======== Entries supplied

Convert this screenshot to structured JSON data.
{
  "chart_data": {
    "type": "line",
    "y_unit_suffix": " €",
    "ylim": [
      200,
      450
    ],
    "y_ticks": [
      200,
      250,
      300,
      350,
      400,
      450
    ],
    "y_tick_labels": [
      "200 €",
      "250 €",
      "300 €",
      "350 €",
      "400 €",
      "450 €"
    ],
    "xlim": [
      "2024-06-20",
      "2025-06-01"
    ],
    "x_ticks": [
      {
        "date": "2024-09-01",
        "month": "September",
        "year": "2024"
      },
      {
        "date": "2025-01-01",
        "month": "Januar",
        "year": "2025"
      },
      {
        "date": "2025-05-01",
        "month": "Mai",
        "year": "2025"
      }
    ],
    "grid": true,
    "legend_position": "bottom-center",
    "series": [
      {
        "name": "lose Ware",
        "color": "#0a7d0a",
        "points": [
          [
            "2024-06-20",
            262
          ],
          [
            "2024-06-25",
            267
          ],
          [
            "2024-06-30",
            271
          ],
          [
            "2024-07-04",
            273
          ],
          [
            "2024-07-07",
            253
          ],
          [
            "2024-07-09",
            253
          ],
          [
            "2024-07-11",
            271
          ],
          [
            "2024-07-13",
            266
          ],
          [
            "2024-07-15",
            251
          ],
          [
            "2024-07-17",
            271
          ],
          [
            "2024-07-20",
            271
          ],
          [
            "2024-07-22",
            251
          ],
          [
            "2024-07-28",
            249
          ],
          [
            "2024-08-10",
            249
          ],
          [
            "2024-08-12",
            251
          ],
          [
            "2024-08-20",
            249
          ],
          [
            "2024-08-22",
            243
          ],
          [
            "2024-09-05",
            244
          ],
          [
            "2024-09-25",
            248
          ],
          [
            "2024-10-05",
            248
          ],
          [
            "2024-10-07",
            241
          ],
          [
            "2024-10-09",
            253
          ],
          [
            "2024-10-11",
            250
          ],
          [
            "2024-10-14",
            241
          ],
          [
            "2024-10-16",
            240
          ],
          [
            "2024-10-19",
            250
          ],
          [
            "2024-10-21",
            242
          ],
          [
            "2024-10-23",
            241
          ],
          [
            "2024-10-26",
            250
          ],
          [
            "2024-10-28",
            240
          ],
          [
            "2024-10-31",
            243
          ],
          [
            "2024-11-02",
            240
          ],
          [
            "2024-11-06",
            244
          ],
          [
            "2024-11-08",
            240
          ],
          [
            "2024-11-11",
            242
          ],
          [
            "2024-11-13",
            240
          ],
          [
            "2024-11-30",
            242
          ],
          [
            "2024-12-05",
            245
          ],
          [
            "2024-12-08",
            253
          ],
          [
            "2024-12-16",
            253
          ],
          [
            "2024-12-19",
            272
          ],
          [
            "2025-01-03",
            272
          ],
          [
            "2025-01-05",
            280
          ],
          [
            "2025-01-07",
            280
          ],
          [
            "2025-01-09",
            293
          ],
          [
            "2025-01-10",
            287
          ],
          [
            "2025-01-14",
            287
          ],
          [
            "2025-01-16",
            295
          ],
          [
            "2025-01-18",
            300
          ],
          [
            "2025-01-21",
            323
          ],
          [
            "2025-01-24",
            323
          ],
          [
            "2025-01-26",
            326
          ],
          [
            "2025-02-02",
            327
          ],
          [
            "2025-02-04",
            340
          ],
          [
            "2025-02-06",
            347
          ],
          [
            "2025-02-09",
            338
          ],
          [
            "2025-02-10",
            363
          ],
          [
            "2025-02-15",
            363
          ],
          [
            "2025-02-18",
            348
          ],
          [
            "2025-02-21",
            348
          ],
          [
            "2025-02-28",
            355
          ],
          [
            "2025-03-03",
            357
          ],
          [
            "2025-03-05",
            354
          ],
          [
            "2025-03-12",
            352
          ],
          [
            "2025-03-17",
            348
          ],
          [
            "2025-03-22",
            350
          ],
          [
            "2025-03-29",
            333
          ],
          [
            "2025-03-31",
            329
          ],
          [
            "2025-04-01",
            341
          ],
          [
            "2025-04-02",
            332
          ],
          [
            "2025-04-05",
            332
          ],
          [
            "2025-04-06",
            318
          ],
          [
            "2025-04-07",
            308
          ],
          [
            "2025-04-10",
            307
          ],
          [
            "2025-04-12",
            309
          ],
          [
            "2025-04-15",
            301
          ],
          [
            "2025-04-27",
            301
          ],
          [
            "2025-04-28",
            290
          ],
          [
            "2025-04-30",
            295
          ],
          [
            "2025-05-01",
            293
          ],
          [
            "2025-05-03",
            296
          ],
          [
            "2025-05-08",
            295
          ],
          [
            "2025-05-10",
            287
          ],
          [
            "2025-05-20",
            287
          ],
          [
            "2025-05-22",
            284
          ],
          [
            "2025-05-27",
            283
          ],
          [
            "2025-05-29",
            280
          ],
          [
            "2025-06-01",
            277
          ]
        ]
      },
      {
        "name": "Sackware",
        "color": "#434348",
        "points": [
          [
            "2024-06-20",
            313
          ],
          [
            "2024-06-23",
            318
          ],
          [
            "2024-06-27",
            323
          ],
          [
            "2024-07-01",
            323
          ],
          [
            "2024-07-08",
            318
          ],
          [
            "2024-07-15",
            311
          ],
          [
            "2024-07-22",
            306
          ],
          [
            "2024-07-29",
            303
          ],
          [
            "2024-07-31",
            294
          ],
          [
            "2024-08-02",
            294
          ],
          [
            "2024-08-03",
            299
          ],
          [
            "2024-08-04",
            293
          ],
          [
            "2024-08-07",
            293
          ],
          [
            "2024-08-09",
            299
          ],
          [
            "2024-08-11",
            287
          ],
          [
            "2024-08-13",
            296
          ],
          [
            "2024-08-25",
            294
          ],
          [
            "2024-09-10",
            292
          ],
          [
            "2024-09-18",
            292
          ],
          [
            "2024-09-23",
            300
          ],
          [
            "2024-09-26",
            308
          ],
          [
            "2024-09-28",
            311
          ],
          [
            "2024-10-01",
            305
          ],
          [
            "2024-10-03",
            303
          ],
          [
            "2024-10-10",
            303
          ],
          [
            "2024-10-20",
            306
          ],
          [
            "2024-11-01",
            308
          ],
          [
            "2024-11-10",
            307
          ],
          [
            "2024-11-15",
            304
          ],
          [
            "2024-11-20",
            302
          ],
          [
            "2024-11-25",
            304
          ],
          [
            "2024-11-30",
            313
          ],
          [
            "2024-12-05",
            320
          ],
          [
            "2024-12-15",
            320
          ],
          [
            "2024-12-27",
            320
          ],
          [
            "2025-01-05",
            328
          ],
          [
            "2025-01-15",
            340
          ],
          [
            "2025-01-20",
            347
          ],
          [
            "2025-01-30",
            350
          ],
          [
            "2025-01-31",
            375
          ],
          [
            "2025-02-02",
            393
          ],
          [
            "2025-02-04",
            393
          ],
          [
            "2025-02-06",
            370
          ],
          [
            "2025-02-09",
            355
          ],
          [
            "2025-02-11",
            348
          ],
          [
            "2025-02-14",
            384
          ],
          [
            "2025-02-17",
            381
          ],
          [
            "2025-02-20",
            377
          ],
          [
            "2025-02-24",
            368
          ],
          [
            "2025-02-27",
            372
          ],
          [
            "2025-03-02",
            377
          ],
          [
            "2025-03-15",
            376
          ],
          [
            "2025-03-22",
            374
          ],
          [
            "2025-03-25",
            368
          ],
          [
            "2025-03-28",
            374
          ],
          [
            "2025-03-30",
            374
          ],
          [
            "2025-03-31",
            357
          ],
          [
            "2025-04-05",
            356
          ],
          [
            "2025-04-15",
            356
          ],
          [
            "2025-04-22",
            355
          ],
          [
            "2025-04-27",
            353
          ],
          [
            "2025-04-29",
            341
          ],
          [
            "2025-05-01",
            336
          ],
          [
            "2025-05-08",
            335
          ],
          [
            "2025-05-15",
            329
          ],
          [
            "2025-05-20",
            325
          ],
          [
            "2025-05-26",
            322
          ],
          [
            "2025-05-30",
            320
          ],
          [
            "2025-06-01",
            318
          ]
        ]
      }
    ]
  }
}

================

## [Instructions for the task]
How many lines in the entries contain the string "month"? Answer with the number only.

## [Written solution]
3